+++ TASK INPUTS +++
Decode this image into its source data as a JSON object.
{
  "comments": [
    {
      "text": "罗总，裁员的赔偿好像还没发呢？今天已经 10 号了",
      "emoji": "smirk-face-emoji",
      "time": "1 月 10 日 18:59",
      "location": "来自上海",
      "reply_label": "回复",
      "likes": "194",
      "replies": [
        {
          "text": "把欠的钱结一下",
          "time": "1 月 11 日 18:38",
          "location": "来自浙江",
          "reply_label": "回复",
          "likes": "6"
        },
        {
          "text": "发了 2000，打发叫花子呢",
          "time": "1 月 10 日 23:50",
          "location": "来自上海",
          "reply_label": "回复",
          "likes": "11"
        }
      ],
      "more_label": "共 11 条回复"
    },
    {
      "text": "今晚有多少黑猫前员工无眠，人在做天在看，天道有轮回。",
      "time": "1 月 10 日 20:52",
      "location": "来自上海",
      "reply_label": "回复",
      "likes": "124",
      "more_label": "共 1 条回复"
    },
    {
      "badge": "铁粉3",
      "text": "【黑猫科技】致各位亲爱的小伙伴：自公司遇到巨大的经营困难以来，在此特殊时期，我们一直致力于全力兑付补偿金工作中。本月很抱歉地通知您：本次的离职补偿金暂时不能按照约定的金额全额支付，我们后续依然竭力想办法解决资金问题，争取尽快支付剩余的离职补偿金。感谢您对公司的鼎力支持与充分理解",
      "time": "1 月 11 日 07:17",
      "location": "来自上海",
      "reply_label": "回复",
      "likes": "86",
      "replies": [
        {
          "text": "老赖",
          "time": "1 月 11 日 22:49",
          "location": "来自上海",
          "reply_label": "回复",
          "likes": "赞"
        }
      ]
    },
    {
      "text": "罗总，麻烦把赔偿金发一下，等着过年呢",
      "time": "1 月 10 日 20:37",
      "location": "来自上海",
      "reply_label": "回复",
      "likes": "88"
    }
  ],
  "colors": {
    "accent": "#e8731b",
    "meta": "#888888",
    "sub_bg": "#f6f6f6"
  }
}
+++
_DIRECTIVE_. Search the data for "time". Copy every line that has it.

_REPLY TO THE TASK_.
      "time": "1 月 10 日 18:59",
          "time": "1 月 11 日 18:38",
          "time": "1 月 10 日 23:50",
      "time": "1 月 10 日 20:52",
      "time": "1 月 11 日 07:17",
          "time": "1 月 11 日 22:49",
      "time": "1 月 10 日 20:37",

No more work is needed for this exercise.